◆ **AVAILABLE RECORDS**
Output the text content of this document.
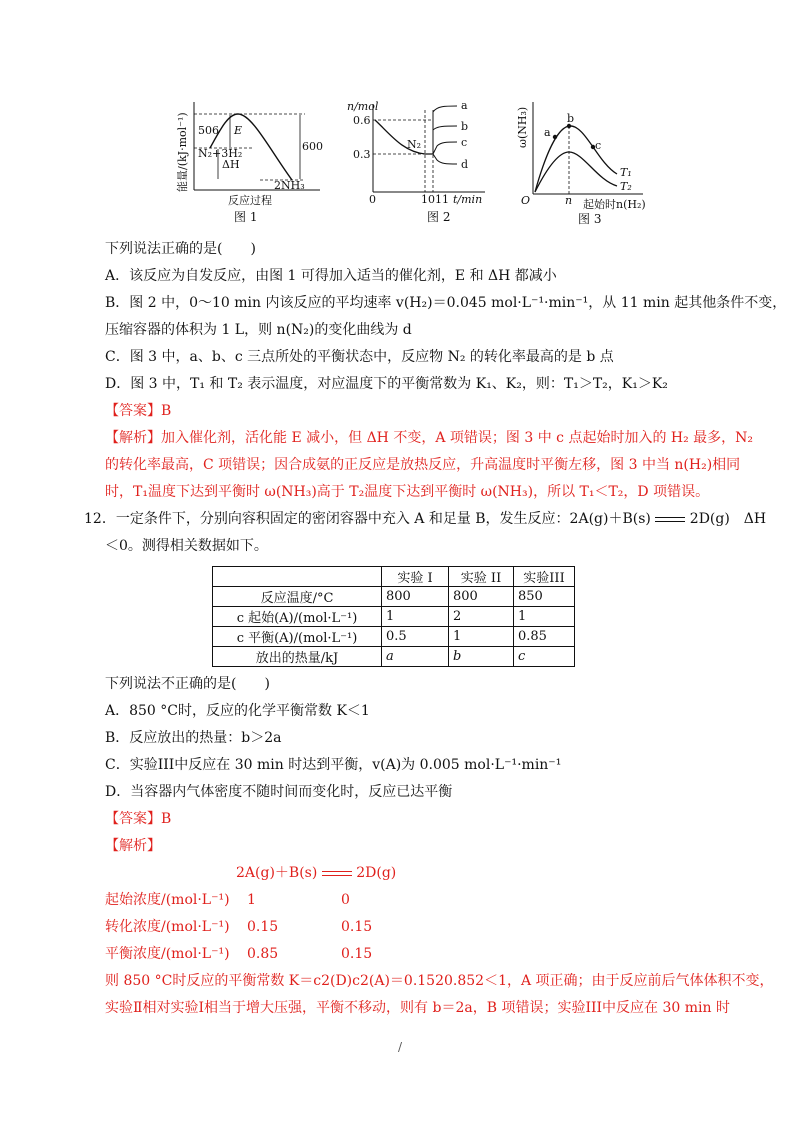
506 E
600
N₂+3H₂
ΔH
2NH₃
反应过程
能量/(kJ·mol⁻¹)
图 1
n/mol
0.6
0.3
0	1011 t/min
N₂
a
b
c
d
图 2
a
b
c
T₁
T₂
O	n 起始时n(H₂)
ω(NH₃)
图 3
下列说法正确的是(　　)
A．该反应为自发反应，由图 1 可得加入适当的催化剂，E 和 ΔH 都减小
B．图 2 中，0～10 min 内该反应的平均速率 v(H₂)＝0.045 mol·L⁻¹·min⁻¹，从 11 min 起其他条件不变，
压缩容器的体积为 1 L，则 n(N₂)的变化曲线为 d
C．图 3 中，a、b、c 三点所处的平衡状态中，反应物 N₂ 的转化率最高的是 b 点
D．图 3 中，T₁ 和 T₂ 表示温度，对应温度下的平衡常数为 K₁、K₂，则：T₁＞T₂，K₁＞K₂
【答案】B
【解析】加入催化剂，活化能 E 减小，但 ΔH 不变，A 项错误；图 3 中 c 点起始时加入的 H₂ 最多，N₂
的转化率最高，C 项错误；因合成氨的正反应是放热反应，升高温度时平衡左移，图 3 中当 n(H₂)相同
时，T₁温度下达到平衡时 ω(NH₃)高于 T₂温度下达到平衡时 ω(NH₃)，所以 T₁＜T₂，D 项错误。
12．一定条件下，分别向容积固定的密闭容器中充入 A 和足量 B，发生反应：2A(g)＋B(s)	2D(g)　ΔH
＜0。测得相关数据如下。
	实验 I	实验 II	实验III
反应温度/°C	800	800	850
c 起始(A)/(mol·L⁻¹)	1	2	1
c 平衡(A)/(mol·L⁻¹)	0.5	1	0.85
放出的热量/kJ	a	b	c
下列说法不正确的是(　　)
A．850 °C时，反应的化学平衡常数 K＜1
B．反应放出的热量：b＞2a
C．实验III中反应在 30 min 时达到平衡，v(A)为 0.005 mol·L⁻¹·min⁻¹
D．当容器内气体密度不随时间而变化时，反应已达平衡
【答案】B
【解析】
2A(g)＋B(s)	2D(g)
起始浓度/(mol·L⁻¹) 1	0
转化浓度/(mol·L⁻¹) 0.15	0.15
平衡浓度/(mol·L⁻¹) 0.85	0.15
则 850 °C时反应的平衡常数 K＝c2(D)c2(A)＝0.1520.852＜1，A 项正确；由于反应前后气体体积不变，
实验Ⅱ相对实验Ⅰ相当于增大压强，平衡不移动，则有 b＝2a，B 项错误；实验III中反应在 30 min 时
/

◆ **WORK REQUIRED**
Transcribe the records above verbatim. Do not carry over any picture.

◆ **EXERCISE RESPONSE**
Output the text content of this document.
506 E
600
N₂+3H₂
ΔH
2NH₃
反应过程
能量/(kJ·mol⁻¹)
图 1
n/mol
0.6
0.3
0	1011 t/min
N₂
a
b
c
d
图 2
a
b
c
T₁
T₂
O	n 起始时n(H₂)
ω(NH₃)
图 3
下列说法正确的是(　　)
A．该反应为自发反应，由图 1 可得加入适当的催化剂，E 和 ΔH 都减小
B．图 2 中，0～10 min 内该反应的平均速率 v(H₂)＝0.045 mol·L⁻¹·min⁻¹，从 11 min 起其他条件不变，
压缩容器的体积为 1 L，则 n(N₂)的变化曲线为 d
C．图 3 中，a、b、c 三点所处的平衡状态中，反应物 N₂ 的转化率最高的是 b 点
D．图 3 中，T₁ 和 T₂ 表示温度，对应温度下的平衡常数为 K₁、K₂，则：T₁＞T₂，K₁＞K₂
【答案】B
【解析】加入催化剂，活化能 E 减小，但 ΔH 不变，A 项错误；图 3 中 c 点起始时加入的 H₂ 最多，N₂
的转化率最高，C 项错误；因合成氨的正反应是放热反应，升高温度时平衡左移，图 3 中当 n(H₂)相同
时，T₁温度下达到平衡时 ω(NH₃)高于 T₂温度下达到平衡时 ω(NH₃)，所以 T₁＜T₂，D 项错误。
12．一定条件下，分别向容积固定的密闭容器中充入 A 和足量 B，发生反应：2A(g)＋B(s)	2D(g)　ΔH
＜0。测得相关数据如下。
	实验 I	实验 II	实验III
反应温度/°C	800	800	850
c 起始(A)/(mol·L⁻¹)	1	2	1
c 平衡(A)/(mol·L⁻¹)	0.5	1	0.85
放出的热量/kJ	a	b	c
下列说法不正确的是(　　)
A．850 °C时，反应的化学平衡常数 K＜1
B．反应放出的热量：b＞2a
C．实验III中反应在 30 min 时达到平衡，v(A)为 0.005 mol·L⁻¹·min⁻¹
D．当容器内气体密度不随时间而变化时，反应已达平衡
【答案】B
【解析】
2A(g)＋B(s)	2D(g)
起始浓度/(mol·L⁻¹) 1	0
转化浓度/(mol·L⁻¹) 0.15	0.15
平衡浓度/(mol·L⁻¹) 0.85	0.15
则 850 °C时反应的平衡常数 K＝c2(D)c2(A)＝0.1520.852＜1，A 项正确；由于反应前后气体体积不变，
实验Ⅱ相对实验Ⅰ相当于增大压强，平衡不移动，则有 b＝2a，B 项错误；实验III中反应在 30 min 时
/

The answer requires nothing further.